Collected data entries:
——————
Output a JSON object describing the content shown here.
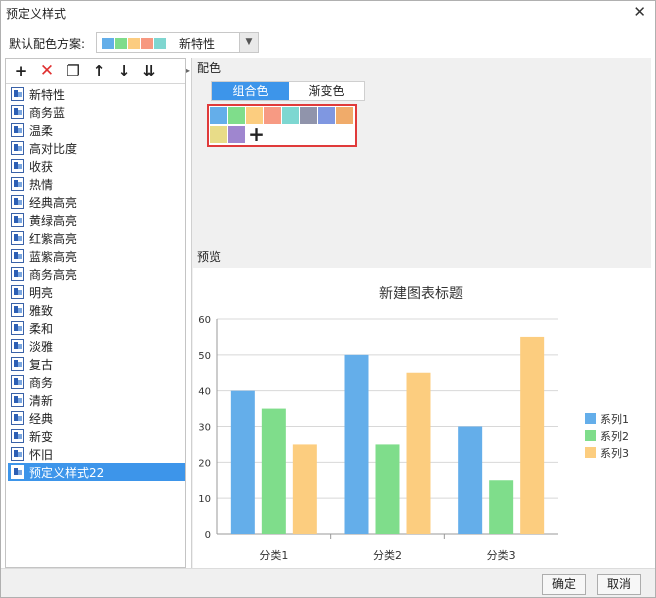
{
  "window": {
    "title": "预定义样式",
    "close_glyph": "✕"
  },
  "scheme": {
    "label": "默认配色方案:",
    "selected_name": "新特性",
    "swatches": [
      "#63aee9",
      "#7fdc8b",
      "#fccc80",
      "#f79880",
      "#7fd6d0"
    ]
  },
  "toolbar": [
    {
      "name": "add-icon",
      "glyph": "+"
    },
    {
      "name": "delete-icon",
      "glyph": "✕"
    },
    {
      "name": "copy-icon",
      "glyph": "❐"
    },
    {
      "name": "move-up-icon",
      "glyph": "↑"
    },
    {
      "name": "move-down-icon",
      "glyph": "↓"
    },
    {
      "name": "move-bottom-icon",
      "glyph": "⇊"
    }
  ],
  "styles": [
    "新特性",
    "商务蓝",
    "温柔",
    "高对比度",
    "收获",
    "热情",
    "经典高亮",
    "黄绿高亮",
    "红紫高亮",
    "蓝紫高亮",
    "商务高亮",
    "明亮",
    "雅致",
    "柔和",
    "淡雅",
    "复古",
    "商务",
    "清新",
    "经典",
    "新变",
    "怀旧",
    "预定义样式22"
  ],
  "selected_style_index": 21,
  "color_section": {
    "label": "配色",
    "tabs": [
      "组合色",
      "渐变色"
    ],
    "active_tab": 0,
    "palette": [
      "#64aeea",
      "#7fdd8b",
      "#fccd7f",
      "#f79a83",
      "#7dd7d1",
      "#9094ab",
      "#7f97e1",
      "#f0ab6a",
      "#e8dc88",
      "#9f86cf"
    ],
    "add_glyph": "+"
  },
  "preview": {
    "label": "预览"
  },
  "chart_data": {
    "type": "bar",
    "title": "新建图表标题",
    "categories": [
      "分类1",
      "分类2",
      "分类3"
    ],
    "series": [
      {
        "name": "系列1",
        "values": [
          40,
          50,
          30
        ],
        "color": "#64aeea"
      },
      {
        "name": "系列2",
        "values": [
          35,
          25,
          15
        ],
        "color": "#7fdd8b"
      },
      {
        "name": "系列3",
        "values": [
          25,
          45,
          55
        ],
        "color": "#fccd7f"
      }
    ],
    "ylim": [
      0,
      60
    ],
    "yticks": [
      0,
      10,
      20,
      30,
      40,
      50,
      60
    ],
    "grid": true,
    "legend": "right"
  },
  "buttons": {
    "ok": "确定",
    "cancel": "取消"
  }
}
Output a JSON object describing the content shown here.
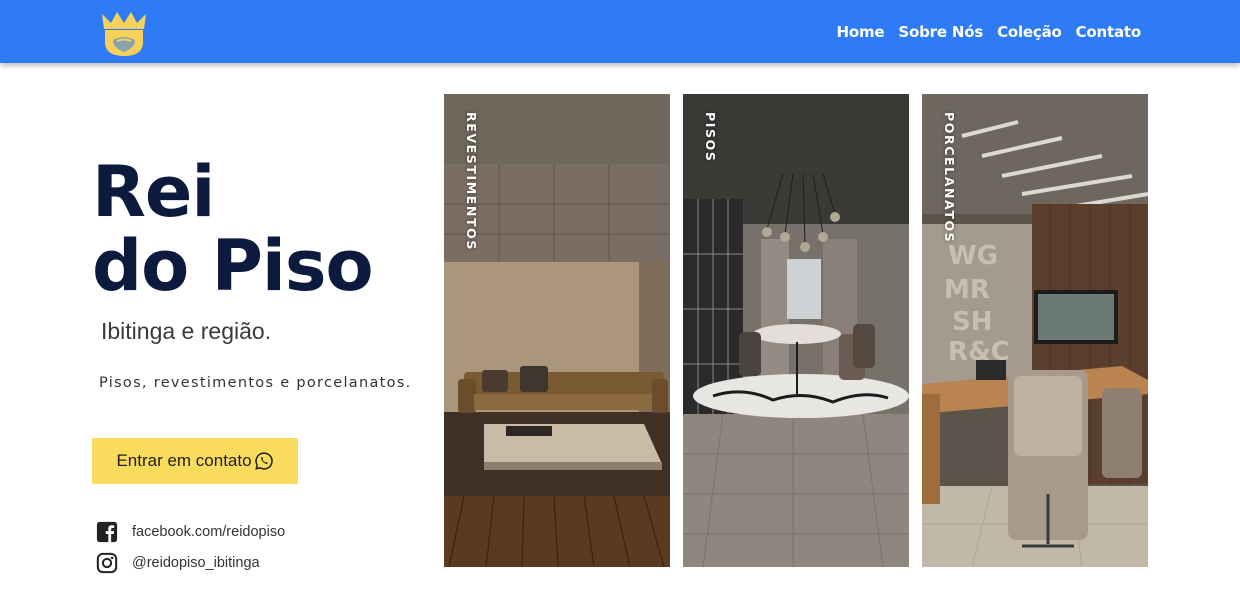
——————
◆ REQUIREMENT
Every line of the data should be copied as it stands, without the images.

◆ RIGHT ANSWER
Output a JSON object describing the content shown here.
{
  "window": {
    "title": "预定义样式",
    "close_glyph": "✕"
  },
  "scheme": {
    "label": "默认配色方案:",
    "selected_name": "新特性",
    "swatches": [
      "#63aee9",
      "#7fdc8b",
      "#fccc80",
      "#f79880",
      "#7fd6d0"
    ]
  },
  "toolbar": [
    {
      "name": "add-icon",
      "glyph": "+"
    },
    {
      "name": "delete-icon",
      "glyph": "✕"
    },
    {
      "name": "copy-icon",
      "glyph": "❐"
    },
    {
      "name": "move-up-icon",
      "glyph": "↑"
    },
    {
      "name": "move-down-icon",
      "glyph": "↓"
    },
    {
      "name": "move-bottom-icon",
      "glyph": "⇊"
    }
  ],
  "styles": [
    "新特性",
    "商务蓝",
    "温柔",
    "高对比度",
    "收获",
    "热情",
    "经典高亮",
    "黄绿高亮",
    "红紫高亮",
    "蓝紫高亮",
    "商务高亮",
    "明亮",
    "雅致",
    "柔和",
    "淡雅",
    "复古",
    "商务",
    "清新",
    "经典",
    "新变",
    "怀旧",
    "预定义样式22"
  ],
  "selected_style_index": 21,
  "color_section": {
    "label": "配色",
    "tabs": [
      "组合色",
      "渐变色"
    ],
    "active_tab": 0,
    "palette": [
      "#64aeea",
      "#7fdd8b",
      "#fccd7f",
      "#f79a83",
      "#7dd7d1",
      "#9094ab",
      "#7f97e1",
      "#f0ab6a",
      "#e8dc88",
      "#9f86cf"
    ],
    "add_glyph": "+"
  },
  "preview": {
    "label": "预览"
  },
  "chart_data": {
    "type": "bar",
    "title": "新建图表标题",
    "categories": [
      "分类1",
      "分类2",
      "分类3"
    ],
    "series": [
      {
        "name": "系列1",
        "values": [
          40,
          50,
          30
        ],
        "color": "#64aeea"
      },
      {
        "name": "系列2",
        "values": [
          35,
          25,
          15
        ],
        "color": "#7fdd8b"
      },
      {
        "name": "系列3",
        "values": [
          25,
          45,
          55
        ],
        "color": "#fccd7f"
      }
    ],
    "ylim": [
      0,
      60
    ],
    "yticks": [
      0,
      10,
      20,
      30,
      40,
      50,
      60
    ],
    "grid": true,
    "legend": "right"
  },
  "buttons": {
    "ok": "确定",
    "cancel": "取消"
  }
}
Output a JSON object describing the content shown here.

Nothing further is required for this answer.